Stored items from a collection:
══════════

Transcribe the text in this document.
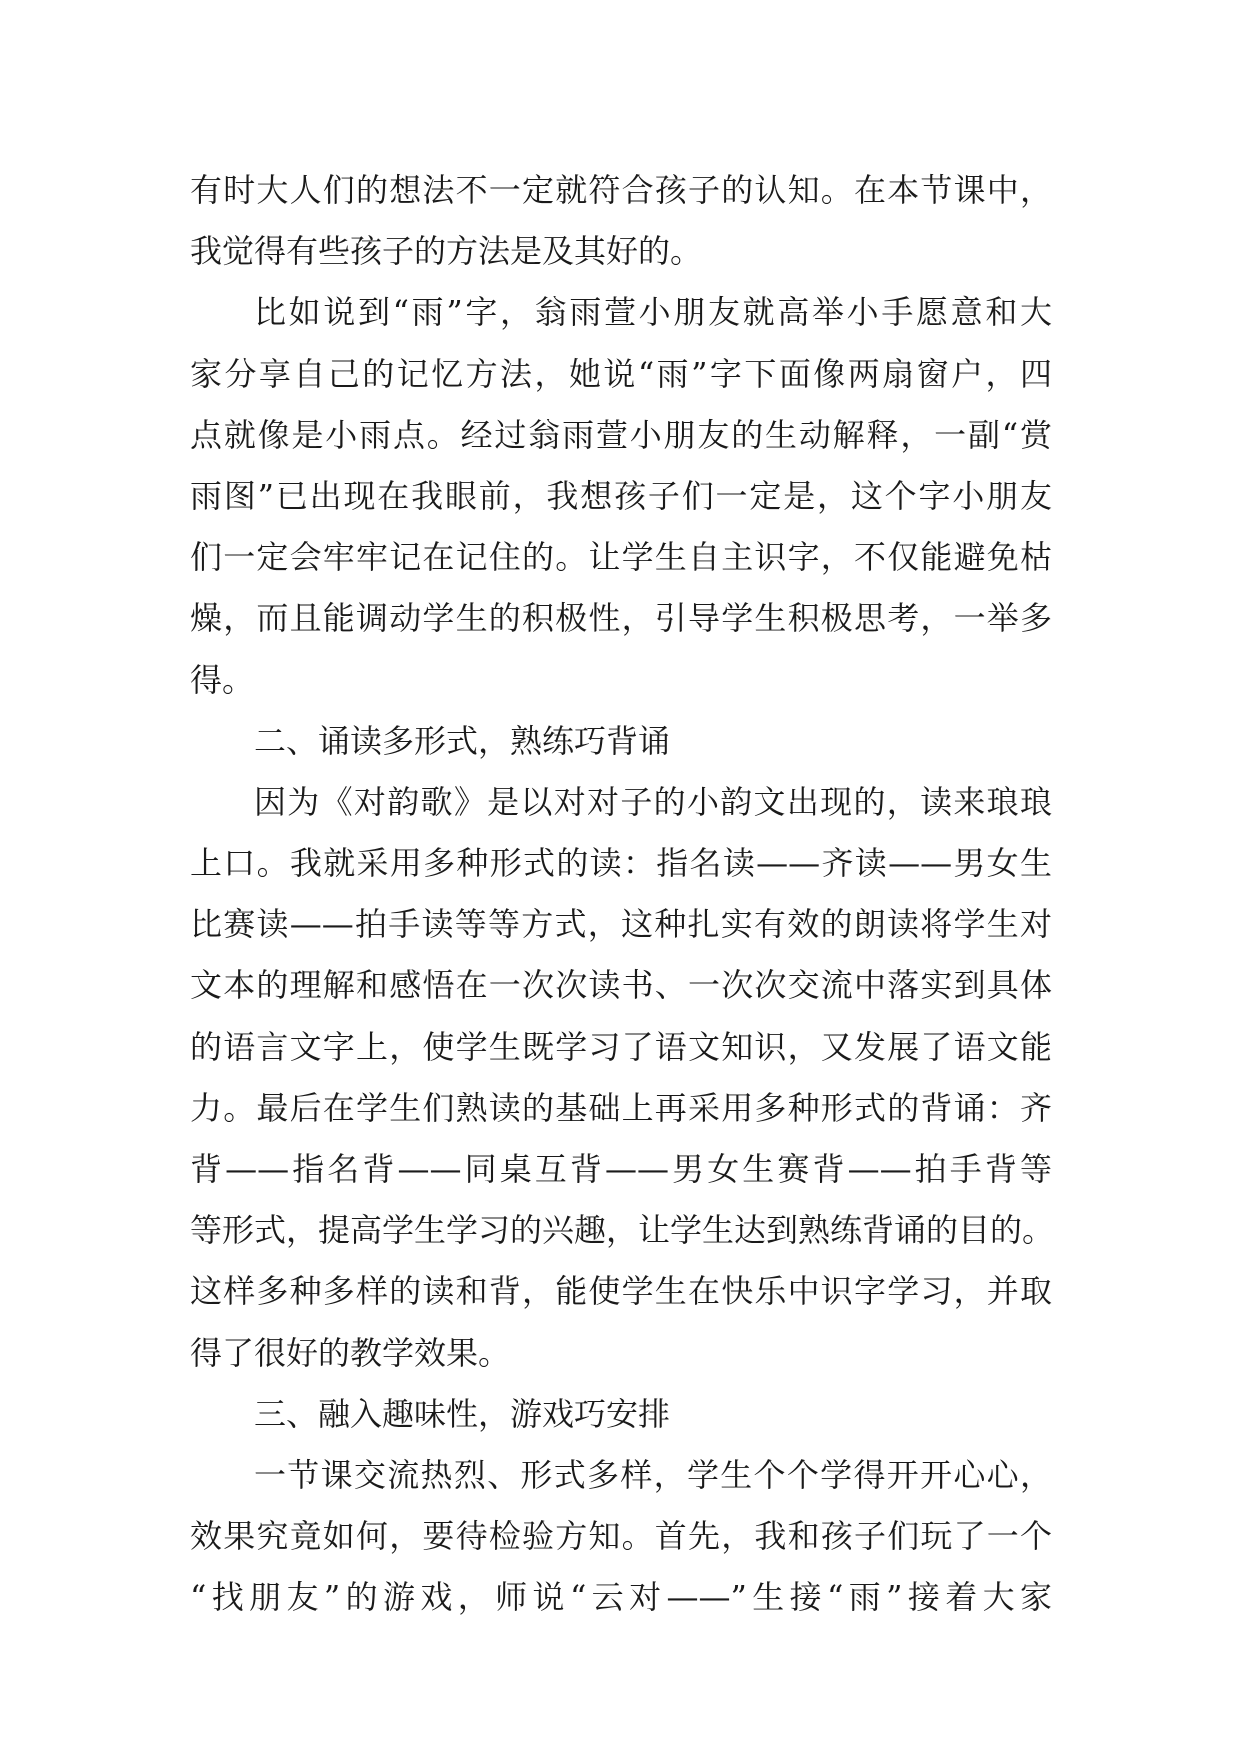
有时大人们的想法不一定就符合孩子的认知。在本节课中，
我觉得有些孩子的方法是及其好的。
比如说到“雨”字，翁雨萱小朋友就高举小手愿意和大
家分享自己的记忆方法，她说“雨”字下面像两扇窗户，四
点就像是小雨点。经过翁雨萱小朋友的生动解释，一副“赏
雨图”已出现在我眼前，我想孩子们一定是，这个字小朋友
们一定会牢牢记在记住的。让学生自主识字，不仅能避免枯
燥，而且能调动学生的积极性，引导学生积极思考，一举多
得。
二、诵读多形式，熟练巧背诵
因为《对韵歌》是以对对子的小韵文出现的，读来琅琅
上口。我就采用多种形式的读：指名读——齐读——男女生
比赛读——拍手读等等方式，这种扎实有效的朗读将学生对
文本的理解和感悟在一次次读书、一次次交流中落实到具体
的语言文字上，使学生既学习了语文知识，又发展了语文能
力。最后在学生们熟读的基础上再采用多种形式的背诵：齐
背——指名背——同桌互背——男女生赛背——拍手背等
等形式，提高学生学习的兴趣，让学生达到熟练背诵的目的。
这样多种多样的读和背，能使学生在快乐中识字学习，并取
得了很好的教学效果。
三、融入趣味性，游戏巧安排
一节课交流热烈、形式多样，学生个个学得开开心心，
效果究竟如何，要待检验方知。首先，我和孩子们玩了一个
“找朋友”的游戏，师说“云对——”生接“雨”接着大家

══════════

_Requirements_
Output all the records, word for word, with no pictures in the copy.

_The solution_
Transcribe the text in this document.
有时大人们的想法不一定就符合孩子的认知。在本节课中，
我觉得有些孩子的方法是及其好的。
比如说到“雨”字，翁雨萱小朋友就高举小手愿意和大
家分享自己的记忆方法，她说“雨”字下面像两扇窗户，四
点就像是小雨点。经过翁雨萱小朋友的生动解释，一副“赏
雨图”已出现在我眼前，我想孩子们一定是，这个字小朋友
们一定会牢牢记在记住的。让学生自主识字，不仅能避免枯
燥，而且能调动学生的积极性，引导学生积极思考，一举多
得。
二、诵读多形式，熟练巧背诵
因为《对韵歌》是以对对子的小韵文出现的，读来琅琅
上口。我就采用多种形式的读：指名读——齐读——男女生
比赛读——拍手读等等方式，这种扎实有效的朗读将学生对
文本的理解和感悟在一次次读书、一次次交流中落实到具体
的语言文字上，使学生既学习了语文知识，又发展了语文能
力。最后在学生们熟读的基础上再采用多种形式的背诵：齐
背——指名背——同桌互背——男女生赛背——拍手背等
等形式，提高学生学习的兴趣，让学生达到熟练背诵的目的。
这样多种多样的读和背，能使学生在快乐中识字学习，并取
得了很好的教学效果。
三、融入趣味性，游戏巧安排
一节课交流热烈、形式多样，学生个个学得开开心心，
效果究竟如何，要待检验方知。首先，我和孩子们玩了一个
“找朋友”的游戏，师说“云对——”生接“雨”接着大家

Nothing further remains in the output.